Records excerpted from a collection:
####################
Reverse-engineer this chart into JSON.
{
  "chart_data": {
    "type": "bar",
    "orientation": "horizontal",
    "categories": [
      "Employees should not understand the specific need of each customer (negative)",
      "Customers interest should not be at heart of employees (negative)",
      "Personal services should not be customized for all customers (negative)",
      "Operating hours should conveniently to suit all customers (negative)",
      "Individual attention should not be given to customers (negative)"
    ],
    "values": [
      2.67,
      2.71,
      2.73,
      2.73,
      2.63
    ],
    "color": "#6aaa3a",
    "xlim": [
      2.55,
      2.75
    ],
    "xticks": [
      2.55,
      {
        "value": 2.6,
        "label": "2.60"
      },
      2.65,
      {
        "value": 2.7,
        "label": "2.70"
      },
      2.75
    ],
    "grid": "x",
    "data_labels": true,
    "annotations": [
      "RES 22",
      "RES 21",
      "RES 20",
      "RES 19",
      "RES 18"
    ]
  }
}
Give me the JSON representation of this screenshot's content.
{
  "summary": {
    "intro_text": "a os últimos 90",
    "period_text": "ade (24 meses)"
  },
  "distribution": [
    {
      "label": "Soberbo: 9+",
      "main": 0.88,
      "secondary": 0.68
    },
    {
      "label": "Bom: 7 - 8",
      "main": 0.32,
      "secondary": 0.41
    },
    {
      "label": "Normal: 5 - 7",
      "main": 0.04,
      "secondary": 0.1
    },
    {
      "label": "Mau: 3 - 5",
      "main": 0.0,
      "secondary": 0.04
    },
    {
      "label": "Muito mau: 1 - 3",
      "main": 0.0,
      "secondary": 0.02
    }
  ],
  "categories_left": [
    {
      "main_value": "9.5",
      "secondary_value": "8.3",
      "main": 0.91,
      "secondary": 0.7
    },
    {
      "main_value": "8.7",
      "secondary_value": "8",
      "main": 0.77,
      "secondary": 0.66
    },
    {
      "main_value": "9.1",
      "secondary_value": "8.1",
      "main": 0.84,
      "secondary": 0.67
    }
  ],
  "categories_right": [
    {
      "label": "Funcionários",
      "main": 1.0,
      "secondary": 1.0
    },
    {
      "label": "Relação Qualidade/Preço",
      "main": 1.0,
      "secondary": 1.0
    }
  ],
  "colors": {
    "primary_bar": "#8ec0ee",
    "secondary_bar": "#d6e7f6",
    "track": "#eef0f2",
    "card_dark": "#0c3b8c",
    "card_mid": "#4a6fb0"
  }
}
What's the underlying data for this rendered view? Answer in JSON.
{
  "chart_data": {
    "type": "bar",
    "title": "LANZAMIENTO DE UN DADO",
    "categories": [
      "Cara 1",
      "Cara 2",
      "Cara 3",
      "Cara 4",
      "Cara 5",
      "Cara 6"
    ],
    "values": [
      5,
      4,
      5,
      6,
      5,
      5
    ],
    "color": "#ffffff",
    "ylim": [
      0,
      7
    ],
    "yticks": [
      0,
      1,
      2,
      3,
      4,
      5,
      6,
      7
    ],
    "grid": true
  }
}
####################
DIRECTIVE: All of the entries above need to be reproduced exactly.

ANSWER TO THE EXERCISE:
Reverse-engineer this chart into JSON.
{
  "chart_data": {
    "type": "bar",
    "orientation": "horizontal",
    "categories": [
      "Employees should not understand the specific need of each customer (negative)",
      "Customers interest should not be at heart of employees (negative)",
      "Personal services should not be customized for all customers (negative)",
      "Operating hours should conveniently to suit all customers (negative)",
      "Individual attention should not be given to customers (negative)"
    ],
    "values": [
      2.67,
      2.71,
      2.73,
      2.73,
      2.63
    ],
    "color": "#6aaa3a",
    "xlim": [
      2.55,
      2.75
    ],
    "xticks": [
      2.55,
      {
        "value": 2.6,
        "label": "2.60"
      },
      2.65,
      {
        "value": 2.7,
        "label": "2.70"
      },
      2.75
    ],
    "grid": "x",
    "data_labels": true,
    "annotations": [
      "RES 22",
      "RES 21",
      "RES 20",
      "RES 19",
      "RES 18"
    ]
  }
}
Give me the JSON representation of this screenshot's content.
{
  "summary": {
    "intro_text": "a os últimos 90",
    "period_text": "ade (24 meses)"
  },
  "distribution": [
    {
      "label": "Soberbo: 9+",
      "main": 0.88,
      "secondary": 0.68
    },
    {
      "label": "Bom: 7 - 8",
      "main": 0.32,
      "secondary": 0.41
    },
    {
      "label": "Normal: 5 - 7",
      "main": 0.04,
      "secondary": 0.1
    },
    {
      "label": "Mau: 3 - 5",
      "main": 0.0,
      "secondary": 0.04
    },
    {
      "label": "Muito mau: 1 - 3",
      "main": 0.0,
      "secondary": 0.02
    }
  ],
  "categories_left": [
    {
      "main_value": "9.5",
      "secondary_value": "8.3",
      "main": 0.91,
      "secondary": 0.7
    },
    {
      "main_value": "8.7",
      "secondary_value": "8",
      "main": 0.77,
      "secondary": 0.66
    },
    {
      "main_value": "9.1",
      "secondary_value": "8.1",
      "main": 0.84,
      "secondary": 0.67
    }
  ],
  "categories_right": [
    {
      "label": "Funcionários",
      "main": 1.0,
      "secondary": 1.0
    },
    {
      "label": "Relação Qualidade/Preço",
      "main": 1.0,
      "secondary": 1.0
    }
  ],
  "colors": {
    "primary_bar": "#8ec0ee",
    "secondary_bar": "#d6e7f6",
    "track": "#eef0f2",
    "card_dark": "#0c3b8c",
    "card_mid": "#4a6fb0"
  }
}
What's the underlying data for this rendered view? Answer in JSON.
{
  "chart_data": {
    "type": "bar",
    "title": "LANZAMIENTO DE UN DADO",
    "categories": [
      "Cara 1",
      "Cara 2",
      "Cara 3",
      "Cara 4",
      "Cara 5",
      "Cara 6"
    ],
    "values": [
      5,
      4,
      5,
      6,
      5,
      5
    ],
    "color": "#ffffff",
    "ylim": [
      0,
      7
    ],
    "yticks": [
      0,
      1,
      2,
      3,
      4,
      5,
      6,
      7
    ],
    "grid": true
  }
}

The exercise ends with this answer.